### [What you will do]
Go through the records underneath and write each one out again exactly.
----- Supplied entries
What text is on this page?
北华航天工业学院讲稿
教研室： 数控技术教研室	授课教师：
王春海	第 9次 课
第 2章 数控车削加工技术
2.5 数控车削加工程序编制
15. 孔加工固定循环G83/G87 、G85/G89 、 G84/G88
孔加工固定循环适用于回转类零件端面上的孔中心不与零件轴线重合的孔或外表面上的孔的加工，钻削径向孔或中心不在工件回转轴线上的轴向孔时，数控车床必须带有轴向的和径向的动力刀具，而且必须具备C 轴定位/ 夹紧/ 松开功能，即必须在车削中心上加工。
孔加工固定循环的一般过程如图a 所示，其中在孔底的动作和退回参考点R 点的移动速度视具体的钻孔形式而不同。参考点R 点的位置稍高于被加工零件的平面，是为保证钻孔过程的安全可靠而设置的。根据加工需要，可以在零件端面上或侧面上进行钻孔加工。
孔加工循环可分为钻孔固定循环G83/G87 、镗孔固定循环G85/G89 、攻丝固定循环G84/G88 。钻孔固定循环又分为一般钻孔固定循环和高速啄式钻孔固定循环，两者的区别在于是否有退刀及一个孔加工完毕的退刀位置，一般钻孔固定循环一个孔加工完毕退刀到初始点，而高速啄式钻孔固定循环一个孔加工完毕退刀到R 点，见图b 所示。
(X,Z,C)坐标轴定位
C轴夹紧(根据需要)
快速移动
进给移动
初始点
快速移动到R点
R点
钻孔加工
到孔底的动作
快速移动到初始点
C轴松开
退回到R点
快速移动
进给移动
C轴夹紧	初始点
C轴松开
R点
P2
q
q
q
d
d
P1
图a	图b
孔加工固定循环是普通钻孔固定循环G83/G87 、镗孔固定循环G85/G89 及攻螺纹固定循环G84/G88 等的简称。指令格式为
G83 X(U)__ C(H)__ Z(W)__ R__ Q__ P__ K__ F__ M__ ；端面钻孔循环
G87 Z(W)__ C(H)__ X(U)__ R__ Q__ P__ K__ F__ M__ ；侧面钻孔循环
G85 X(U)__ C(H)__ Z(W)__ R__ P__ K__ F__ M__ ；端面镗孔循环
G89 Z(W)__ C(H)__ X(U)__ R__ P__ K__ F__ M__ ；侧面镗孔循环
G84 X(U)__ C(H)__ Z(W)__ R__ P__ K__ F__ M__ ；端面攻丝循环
----------
### [Written answer]
What text is on this page?
北华航天工业学院讲稿
教研室： 数控技术教研室	授课教师：
王春海	第 9次 课
第 2章 数控车削加工技术
2.5 数控车削加工程序编制
15. 孔加工固定循环G83/G87 、G85/G89 、 G84/G88
孔加工固定循环适用于回转类零件端面上的孔中心不与零件轴线重合的孔或外表面上的孔的加工，钻削径向孔或中心不在工件回转轴线上的轴向孔时，数控车床必须带有轴向的和径向的动力刀具，而且必须具备C 轴定位/ 夹紧/ 松开功能，即必须在车削中心上加工。
孔加工固定循环的一般过程如图a 所示，其中在孔底的动作和退回参考点R 点的移动速度视具体的钻孔形式而不同。参考点R 点的位置稍高于被加工零件的平面，是为保证钻孔过程的安全可靠而设置的。根据加工需要，可以在零件端面上或侧面上进行钻孔加工。
孔加工循环可分为钻孔固定循环G83/G87 、镗孔固定循环G85/G89 、攻丝固定循环G84/G88 。钻孔固定循环又分为一般钻孔固定循环和高速啄式钻孔固定循环，两者的区别在于是否有退刀及一个孔加工完毕的退刀位置，一般钻孔固定循环一个孔加工完毕退刀到初始点，而高速啄式钻孔固定循环一个孔加工完毕退刀到R 点，见图b 所示。
(X,Z,C)坐标轴定位
C轴夹紧(根据需要)
快速移动
进给移动
初始点
快速移动到R点
R点
钻孔加工
到孔底的动作
快速移动到初始点
C轴松开
退回到R点
快速移动
进给移动
C轴夹紧	初始点
C轴松开
R点
P2
q
q
q
d
d
P1
图a	图b
孔加工固定循环是普通钻孔固定循环G83/G87 、镗孔固定循环G85/G89 及攻螺纹固定循环G84/G88 等的简称。指令格式为
G83 X(U)__ C(H)__ Z(W)__ R__ Q__ P__ K__ F__ M__ ；端面钻孔循环
G87 Z(W)__ C(H)__ X(U)__ R__ Q__ P__ K__ F__ M__ ；侧面钻孔循环
G85 X(U)__ C(H)__ Z(W)__ R__ P__ K__ F__ M__ ；端面镗孔循环
G89 Z(W)__ C(H)__ X(U)__ R__ P__ K__ F__ M__ ；侧面镗孔循环
G84 X(U)__ C(H)__ Z(W)__ R__ P__ K__ F__ M__ ；端面攻丝循环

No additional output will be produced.